(Items from a data source)
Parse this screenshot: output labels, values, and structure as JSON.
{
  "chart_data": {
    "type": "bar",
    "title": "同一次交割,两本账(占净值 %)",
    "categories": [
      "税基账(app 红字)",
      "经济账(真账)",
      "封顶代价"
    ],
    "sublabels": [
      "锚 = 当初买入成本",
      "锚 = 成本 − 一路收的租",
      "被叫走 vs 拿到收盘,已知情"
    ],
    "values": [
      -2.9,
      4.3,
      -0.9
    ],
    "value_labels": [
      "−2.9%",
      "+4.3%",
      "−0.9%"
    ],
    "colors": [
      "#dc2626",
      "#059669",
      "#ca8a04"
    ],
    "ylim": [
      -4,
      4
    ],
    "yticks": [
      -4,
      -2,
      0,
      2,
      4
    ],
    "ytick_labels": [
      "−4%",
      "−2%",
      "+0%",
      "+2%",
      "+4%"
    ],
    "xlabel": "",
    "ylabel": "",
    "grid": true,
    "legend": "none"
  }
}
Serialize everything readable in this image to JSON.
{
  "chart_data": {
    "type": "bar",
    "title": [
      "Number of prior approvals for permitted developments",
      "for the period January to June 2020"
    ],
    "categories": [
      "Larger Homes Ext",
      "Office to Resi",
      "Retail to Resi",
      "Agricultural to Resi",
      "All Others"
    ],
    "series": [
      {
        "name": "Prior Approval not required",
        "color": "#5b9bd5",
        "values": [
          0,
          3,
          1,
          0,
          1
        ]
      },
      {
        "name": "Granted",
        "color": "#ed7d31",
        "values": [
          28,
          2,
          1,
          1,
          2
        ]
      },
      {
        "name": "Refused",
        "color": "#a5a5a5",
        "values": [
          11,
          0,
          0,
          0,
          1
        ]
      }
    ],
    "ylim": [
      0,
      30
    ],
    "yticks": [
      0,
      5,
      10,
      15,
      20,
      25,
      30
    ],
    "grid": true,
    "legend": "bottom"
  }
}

Aim of the exercise: From the records above, how many lines include the word "this"? Only the number is wanted.

Task answer: 2